*Exercise requirements*.
Look through the data below. Show each line where the string "style" occurs.

*Data provided*.
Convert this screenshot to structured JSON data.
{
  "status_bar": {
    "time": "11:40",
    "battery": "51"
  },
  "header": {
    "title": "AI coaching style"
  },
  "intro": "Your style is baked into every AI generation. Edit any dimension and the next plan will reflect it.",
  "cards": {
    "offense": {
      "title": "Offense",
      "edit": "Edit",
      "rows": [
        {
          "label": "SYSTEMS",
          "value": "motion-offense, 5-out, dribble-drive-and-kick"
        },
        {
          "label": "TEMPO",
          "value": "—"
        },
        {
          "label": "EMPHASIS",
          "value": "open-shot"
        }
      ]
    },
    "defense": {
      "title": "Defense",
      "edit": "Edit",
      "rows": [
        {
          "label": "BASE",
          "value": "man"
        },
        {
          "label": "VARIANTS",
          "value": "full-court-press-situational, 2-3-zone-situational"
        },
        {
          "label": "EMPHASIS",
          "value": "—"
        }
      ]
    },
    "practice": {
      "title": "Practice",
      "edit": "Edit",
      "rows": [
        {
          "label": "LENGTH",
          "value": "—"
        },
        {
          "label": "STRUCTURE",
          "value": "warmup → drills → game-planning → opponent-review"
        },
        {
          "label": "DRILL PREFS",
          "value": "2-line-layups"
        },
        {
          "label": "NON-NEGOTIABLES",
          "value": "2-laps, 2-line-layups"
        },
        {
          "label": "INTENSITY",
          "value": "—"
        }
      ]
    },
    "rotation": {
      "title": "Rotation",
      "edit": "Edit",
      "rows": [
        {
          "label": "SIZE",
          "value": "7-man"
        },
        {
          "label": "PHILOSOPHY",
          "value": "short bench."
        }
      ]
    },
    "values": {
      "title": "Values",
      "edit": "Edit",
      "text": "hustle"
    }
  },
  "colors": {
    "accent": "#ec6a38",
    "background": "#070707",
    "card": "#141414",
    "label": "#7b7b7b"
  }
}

*Output for this task*.
    "title": "AI coaching style"
  "intro": "Your style is baked into every AI generation. Edit any dimension and the next plan will reflect it.",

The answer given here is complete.